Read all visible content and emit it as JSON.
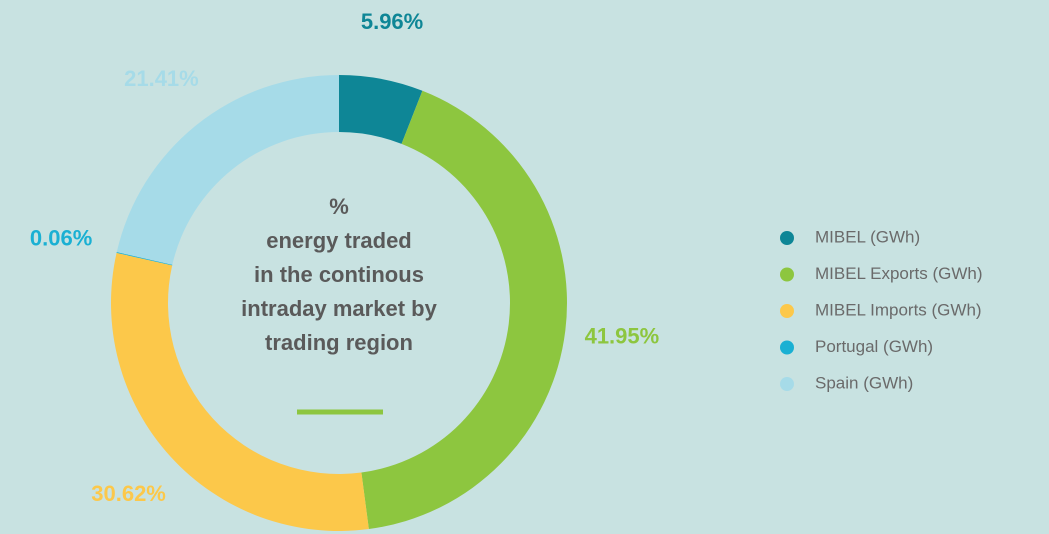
{
  "chart_data": {
    "type": "donut",
    "title": [
      "%",
      "energy traded",
      "in the continous",
      "intraday market by",
      "trading region"
    ],
    "categories": [
      "MIBEL (GWh)",
      "MIBEL Exports (GWh)",
      "MIBEL Imports (GWh)",
      "Portugal (GWh)",
      "Spain (GWh)"
    ],
    "values": [
      5.96,
      41.95,
      30.62,
      0.06,
      21.41
    ],
    "value_labels": [
      "5.96%",
      "41.95%",
      "30.62%",
      "0.06%",
      "21.41%"
    ],
    "colors": [
      "#0e8696",
      "#8dc63f",
      "#fcc84a",
      "#1ab0d3",
      "#a6dbe8"
    ],
    "legend": "right"
  }
}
● ● ● ● ●
Copy all the lines above that hold the string "MIBEL".

      "MIBEL (GWh)",
      "MIBEL Exports (GWh)",
      "MIBEL Imports (GWh)",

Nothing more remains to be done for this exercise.